▶ _Given data_:
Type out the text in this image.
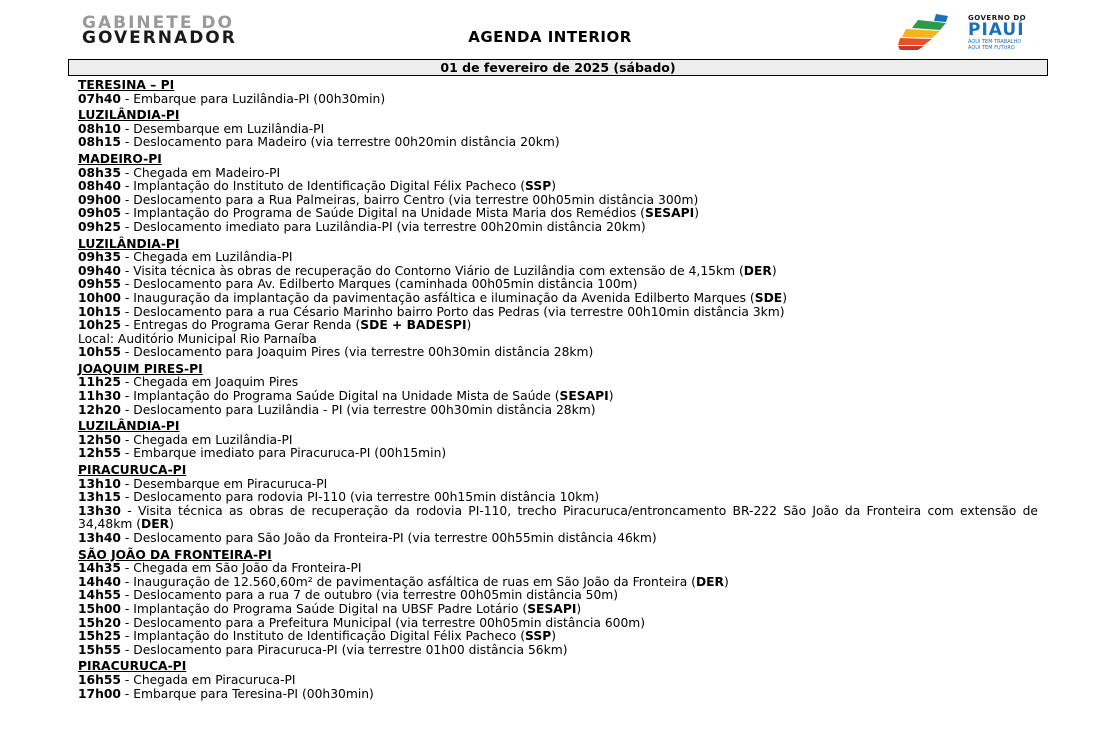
GABINETE DO
GOVERNADOR	AGENDA INTERIOR
GOVERNO DO
PIAUÍ
AQUI TEM TRABALHO
AQUI TEM FUTURO
01 de fevereiro de 2025 (sábado)
TERESINA – PI
07h40 - Embarque para Luzilândia-PI (00h30min)
LUZILÂNDIA-PI
08h10 - Desembarque em Luzilândia-PI
08h15 - Deslocamento para Madeiro (via terrestre 00h20min distância 20km)
MADEIRO-PI
08h35 - Chegada em Madeiro-PI
08h40 - Implantação do Instituto de Identificação Digital Félix Pacheco (SSP)
09h00 - Deslocamento para a Rua Palmeiras, bairro Centro (via terrestre 00h05min distância 300m)
09h05 - Implantação do Programa de Saúde Digital na Unidade Mista Maria dos Remédios (SESAPI)
09h25 - Deslocamento imediato para Luzilândia-PI (via terrestre 00h20min distância 20km)
LUZILÂNDIA-PI
09h35 - Chegada em Luzilândia-PI
09h40 - Visita técnica às obras de recuperação do Contorno Viário de Luzilândia com extensão de 4,15km (DER)
09h55 - Deslocamento para Av. Edilberto Marques (caminhada 00h05min distância 100m)
10h00 - Inauguração da implantação da pavimentação asfáltica e iluminação da Avenida Edilberto Marques (SDE)
10h15 - Deslocamento para a rua Césario Marinho bairro Porto das Pedras (via terrestre 00h10min distância 3km)
10h25 - Entregas do Programa Gerar Renda (SDE + BADESPI)
Local: Auditório Municipal Rio Parnaíba
10h55 - Deslocamento para Joaquim Pires (via terrestre 00h30min distância 28km)
JOAQUIM PIRES-PI
11h25 - Chegada em Joaquim Pires
11h30 - Implantação do Programa Saúde Digital na Unidade Mista de Saúde (SESAPI)
12h20 - Deslocamento para Luzilândia - PI (via terrestre 00h30min distância 28km)
LUZILÂNDIA-PI
12h50 - Chegada em Luzilândia-PI
12h55 - Embarque imediato para Piracuruca-PI (00h15min)
PIRACURUCA-PI
13h10 - Desembarque em Piracuruca-PI
13h15 - Deslocamento para rodovia PI-110 (via terrestre 00h15min distância 10km)
13h30 - Visita técnica as obras de recuperação da rodovia PI-110, trecho Piracuruca/entroncamento BR-222 São João da Fronteira com extensão de 34,48km (DER)
13h40 - Deslocamento para São João da Fronteira-PI (via terrestre 00h55min distância 46km)
SÃO JOÃO DA FRONTEIRA-PI
14h35 - Chegada em São João da Fronteira-PI
14h40 - Inauguração de 12.560,60m² de pavimentação asfáltica de ruas em São João da Fronteira (DER)
14h55 - Deslocamento para a rua 7 de outubro (via terrestre 00h05min distância 50m)
15h00 - Implantação do Programa Saúde Digital na UBSF Padre Lotário (SESAPI)
15h20 - Deslocamento para a Prefeitura Municipal (via terrestre 00h05min distância 600m)
15h25 - Implantação do Instituto de Identificação Digital Félix Pacheco (SSP)
15h55 - Deslocamento para Piracuruca-PI (via terrestre 01h00 distância 56km)
PIRACURUCA-PI
16h55 - Chegada em Piracuruca-PI
17h00 - Embarque para Teresina-PI (00h30min)
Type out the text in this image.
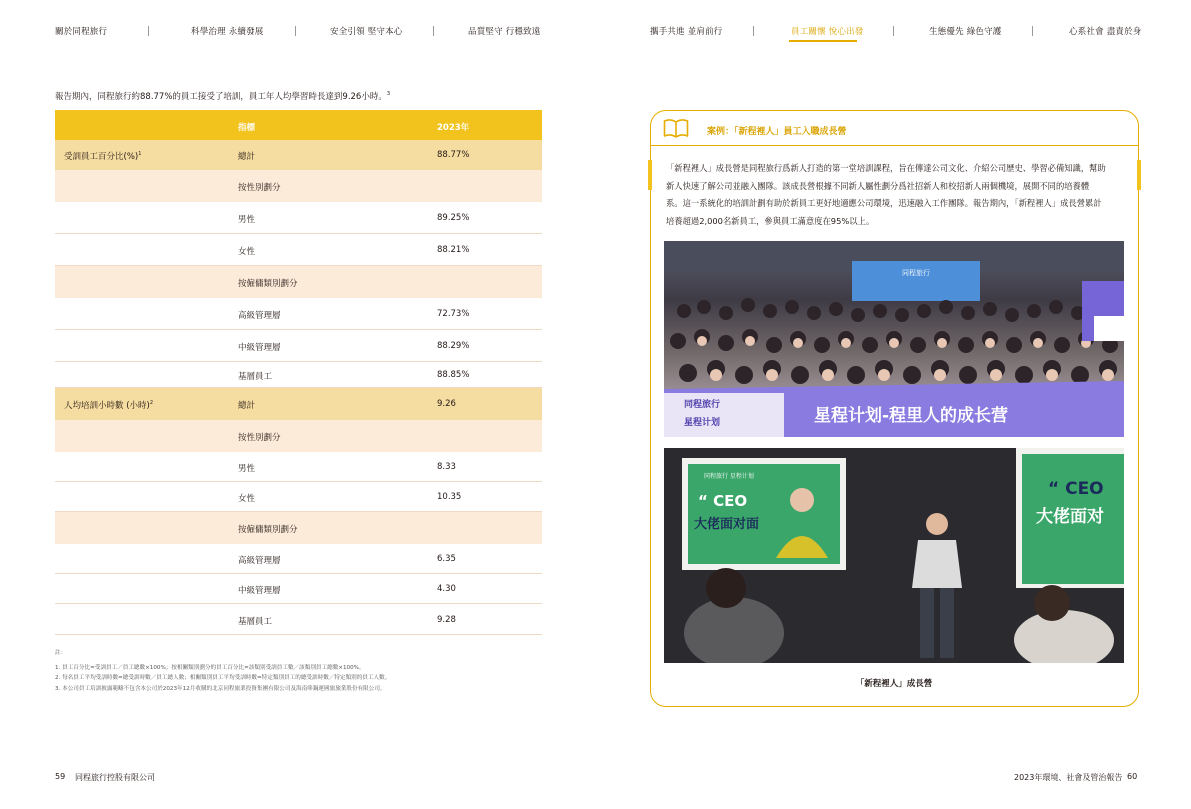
關於同程旅行	科學治理 永續發展	安全引領 堅守本心	品質堅守 行穩致遠	攜手共進 並肩前行	員工關懷 悅心出發	生態優先 綠色守護	心系社會 盡責於身
報告期內，同程旅行約88.77%的員工接受了培訓，員工年人均學習時長達到9.26小時。$^3$
指標	2023年
受訓員工百分比(%)$^1$	總計	88.77%
按性別劃分
男性	89.25%
女性	88.21%
按僱傭類別劃分
高級管理層	72.73%
中級管理層	88.29%
基層員工	88.85%
人均培訓小時數 (小時)$^2$	總計	9.26
按性別劃分
男性	8.33
女性	10.35
按僱傭類別劃分
高級管理層	6.35
中級管理層	4.30
基層員工	9.28
註：
1. 員工百分比=受訓員工／員工總數×100%；按相關類別劃分的員工百分比=該類別受訓員工數／該類別員工總數×100%。
2. 每名員工平均受訓時數=總受訓時數／員工總人數；相關類別員工平均受訓時數=特定類別員工的總受訓時數／特定類別的員工人數。
3. 本公司員工培訓披露範疇不包含本公司於2023年12月收購的北京同程旅業投資集團有限公司及海南哆鍋運國旅旅業股份有限公司。
59 同程旅行控股有限公司	2023年環境、社會及管治報告 60
案例：「新程裡人」員工入職成長營

「新程裡人」成長營是同程旅行爲新人打造的第一堂培訓課程，旨在傳達公司文化、介紹公司歷史、學習必備知識，幫助

新人快速了解公司並融入團隊。該成長營根據不同新人屬性劃分爲社招新人和校招新人兩個機境，展開不同的培養體

系。這一系統化的培訓計劃有助於新員工更好地適應公司環境，迅速融入工作團隊。報告期內，「新程裡人」成長營累計

培養超過2,000名新員工，參與員工滿意度在95%以上。

同程旅行
同程旅行
星程计划	星程计划-程里人的成长营
同程旅行 星程计划
“ CEO
大佬面对面
“ CEO
大佬面对
「新程裡人」成長營
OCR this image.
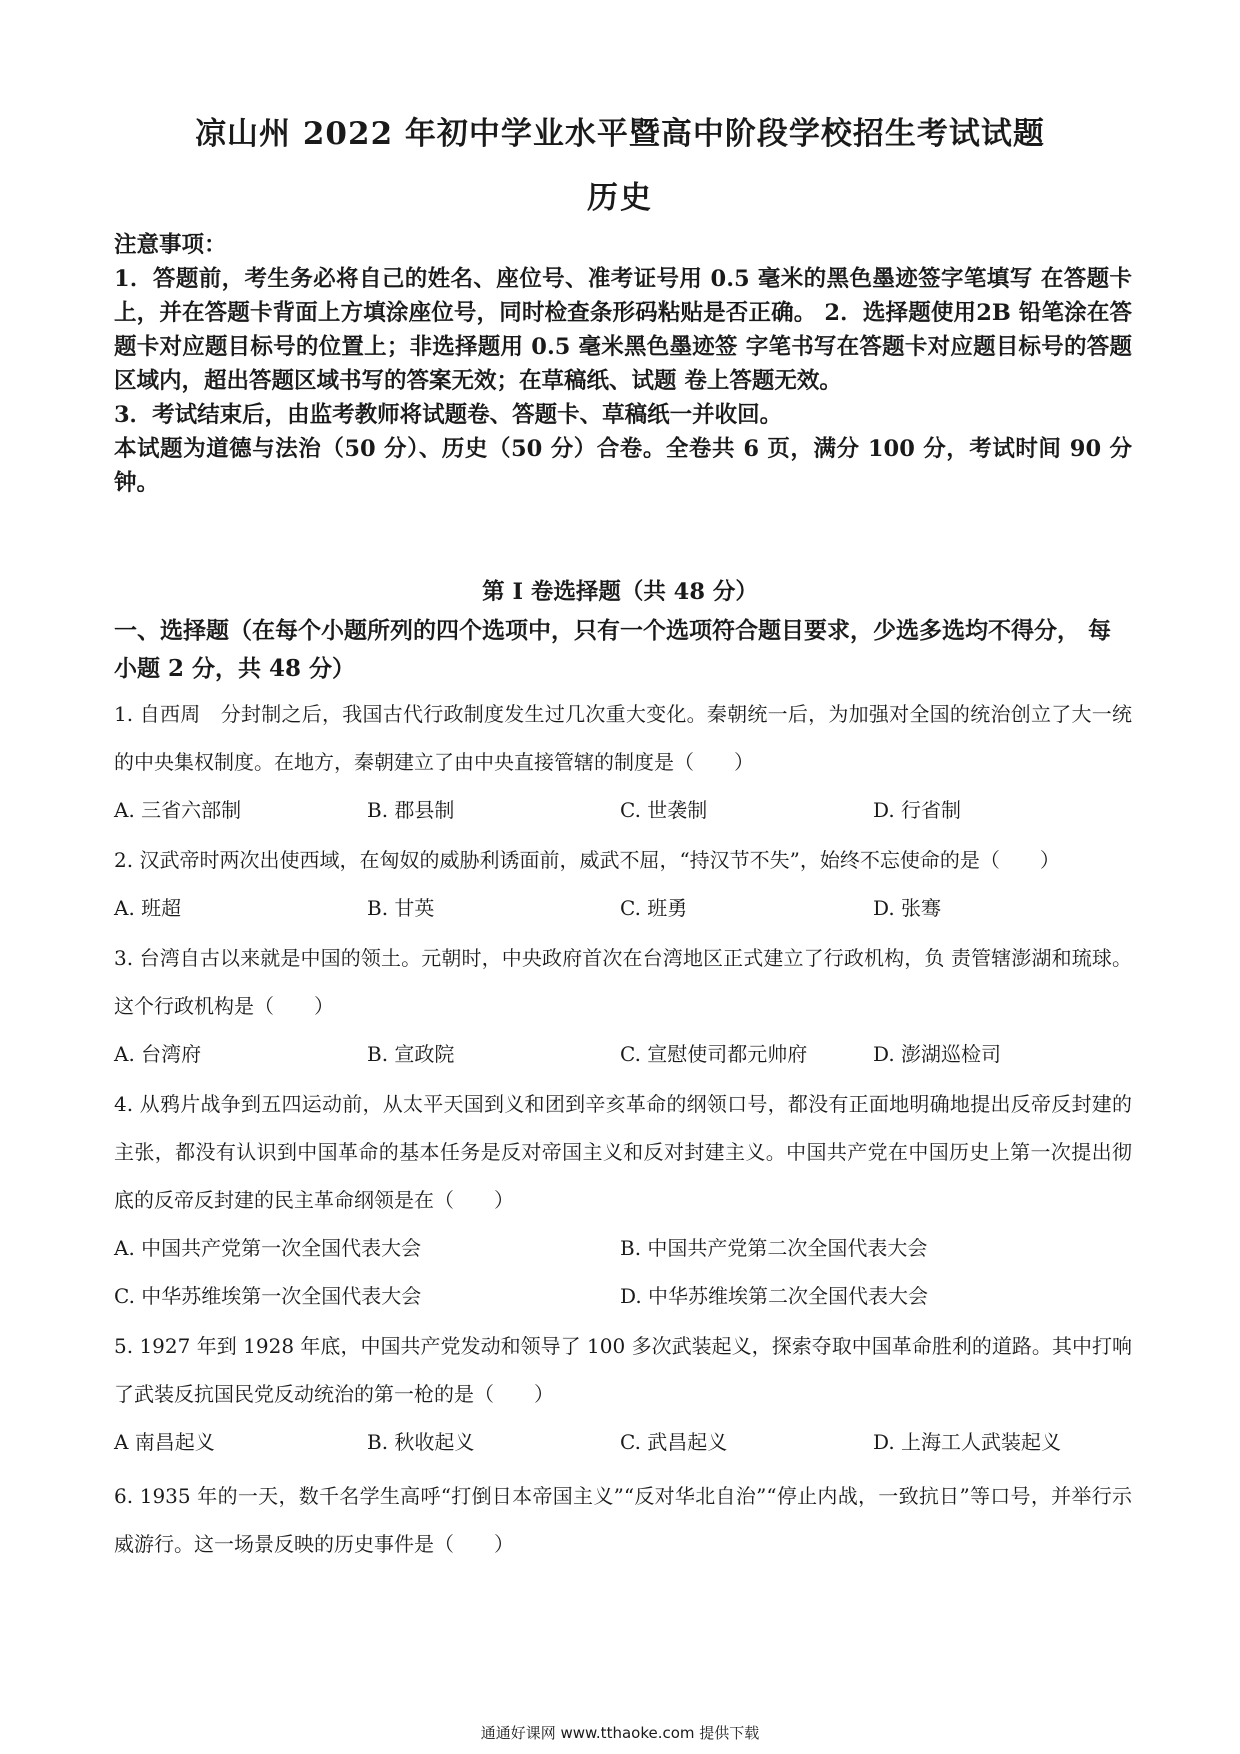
凉山州 2022 年初中学业水平暨高中阶段学校招生考试试题
历史
注意事项：

1．答题前，考生务必将自己的姓名、座位号、准考证号用 0.5 毫米的黑色墨迹签字笔填写 在答题卡上，并在答题卡背面上方填涂座位号，同时检查条形码粘贴是否正确。 2．选择题使用2B 铅笔涂在答题卡对应题目标号的位置上；非选择题用 0.5 毫米黑色墨迹签 字笔书写在答题卡对应题目标号的答题区域内，超出答题区域书写的答案无效；在草稿纸、试题 卷上答题无效。

3．考试结束后，由监考教师将试题卷、答题卡、草稿纸一并收回。

本试题为道德与法治（50 分）、历史（50 分）合卷。全卷共 6 页，满分 100 分，考试时间 90 分钟。

第 I 卷选择题（共 48 分）
一、选择题（在每个小题所列的四个选项中，只有一个选项符合题目要求，少选多选均不得分， 每小题 2 分，共 48 分）

1. 自西周　分封制之后，我国古代行政制度发生过几次重大变化。秦朝统一后，为加强对全国的统治创立了大一统的中央集权制度。在地方，秦朝建立了由中央直接管辖的制度是（　　）

A. 三省六部制	B. 郡县制	C. 世袭制	D. 行省制

2. 汉武帝时两次出使西域，在匈奴的威胁利诱面前，威武不屈，“持汉节不失”，始终不忘使命的是（　　）

A. 班超	B. 甘英	C. 班勇	D. 张骞

3. 台湾自古以来就是中国的领土。元朝时，中央政府首次在台湾地区正式建立了行政机构，负 责管辖澎湖和琉球。这个行政机构是（　　）

A. 台湾府	B. 宣政院	C. 宣慰使司都元帅府	D. 澎湖巡检司

4. 从鸦片战争到五四运动前，从太平天国到义和团到辛亥革命的纲领口号，都没有正面地明确地提出反帝反封建的主张，都没有认识到中国革命的基本任务是反对帝国主义和反对封建主义。中国共产党在中国历史上第一次提出彻底的反帝反封建的民主革命纲领是在（　　）

A. 中国共产党第一次全国代表大会	B. 中国共产党第二次全国代表大会
C. 中华苏维埃第一次全国代表大会	D. 中华苏维埃第二次全国代表大会

5. 1927 年到 1928 年底，中国共产党发动和领导了 100 多次武装起义，探索夺取中国革命胜利的道路。其中打响了武装反抗国民党反动统治的第一枪的是（　　）

A 南昌起义	B. 秋收起义	C. 武昌起义	D. 上海工人武装起义

6. 1935 年的一天，数千名学生高呼“打倒日本帝国主义”“反对华北自治”“停止内战，一致抗日”等口号，并举行示威游行。这一场景反映的历史事件是（　　）

通通好课网 www.tthaoke.com 提供下载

▶ _Task objective_: Copy every line of the listing that contains the word "SESAPI".

▶ _Result for this exercise_:
09h05 - Implantação do Programa de Saúde Digital na Unidade Mista Maria dos Remédios (SESAPI)
11h30 - Implantação do Programa Saúde Digital na Unidade Mista de Saúde (SESAPI)
15h00 - Implantação do Programa Saúde Digital na UBSF Padre Lotário (SESAPI)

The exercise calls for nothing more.